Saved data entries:

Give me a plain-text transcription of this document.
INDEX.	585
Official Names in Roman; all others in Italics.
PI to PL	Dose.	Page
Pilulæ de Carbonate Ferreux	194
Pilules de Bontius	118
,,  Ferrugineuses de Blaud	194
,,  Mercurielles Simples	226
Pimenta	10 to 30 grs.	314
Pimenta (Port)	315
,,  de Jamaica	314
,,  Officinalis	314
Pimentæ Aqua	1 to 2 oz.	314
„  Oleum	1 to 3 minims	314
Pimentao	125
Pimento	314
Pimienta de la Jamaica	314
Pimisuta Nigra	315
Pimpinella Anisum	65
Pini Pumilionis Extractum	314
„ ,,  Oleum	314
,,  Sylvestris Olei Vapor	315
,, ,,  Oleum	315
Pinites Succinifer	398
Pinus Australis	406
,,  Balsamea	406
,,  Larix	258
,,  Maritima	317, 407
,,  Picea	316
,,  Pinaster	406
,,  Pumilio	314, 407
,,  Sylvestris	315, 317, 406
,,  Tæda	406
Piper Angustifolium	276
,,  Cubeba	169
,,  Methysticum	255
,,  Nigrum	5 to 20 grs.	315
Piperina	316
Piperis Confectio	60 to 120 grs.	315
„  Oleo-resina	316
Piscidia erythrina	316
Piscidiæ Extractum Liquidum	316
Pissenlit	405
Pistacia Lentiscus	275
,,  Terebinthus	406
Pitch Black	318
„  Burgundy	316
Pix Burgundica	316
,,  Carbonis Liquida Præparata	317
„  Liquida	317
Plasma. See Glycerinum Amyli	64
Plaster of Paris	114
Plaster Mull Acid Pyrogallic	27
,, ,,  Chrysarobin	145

The problem:
Output the records above in their entirety, exactly.

Expected output:
Give me a plain-text transcription of this document.
INDEX.	585
Official Names in Roman; all others in Italics.
PI to PL	Dose.	Page
Pilulæ de Carbonate Ferreux	194
Pilules de Bontius	118
,,  Ferrugineuses de Blaud	194
,,  Mercurielles Simples	226
Pimenta	10 to 30 grs.	314
Pimenta (Port)	315
,,  de Jamaica	314
,,  Officinalis	314
Pimentæ Aqua	1 to 2 oz.	314
„  Oleum	1 to 3 minims	314
Pimentao	125
Pimento	314
Pimienta de la Jamaica	314
Pimisuta Nigra	315
Pimpinella Anisum	65
Pini Pumilionis Extractum	314
„ ,,  Oleum	314
,,  Sylvestris Olei Vapor	315
,, ,,  Oleum	315
Pinites Succinifer	398
Pinus Australis	406
,,  Balsamea	406
,,  Larix	258
,,  Maritima	317, 407
,,  Picea	316
,,  Pinaster	406
,,  Pumilio	314, 407
,,  Sylvestris	315, 317, 406
,,  Tæda	406
Piper Angustifolium	276
,,  Cubeba	169
,,  Methysticum	255
,,  Nigrum	5 to 20 grs.	315
Piperina	316
Piperis Confectio	60 to 120 grs.	315
„  Oleo-resina	316
Piscidia erythrina	316
Piscidiæ Extractum Liquidum	316
Pissenlit	405
Pistacia Lentiscus	275
,,  Terebinthus	406
Pitch Black	318
„  Burgundy	316
Pix Burgundica	316
,,  Carbonis Liquida Præparata	317
„  Liquida	317
Plasma. See Glycerinum Amyli	64
Plaster of Paris	114
Plaster Mull Acid Pyrogallic	27
,, ,,  Chrysarobin	145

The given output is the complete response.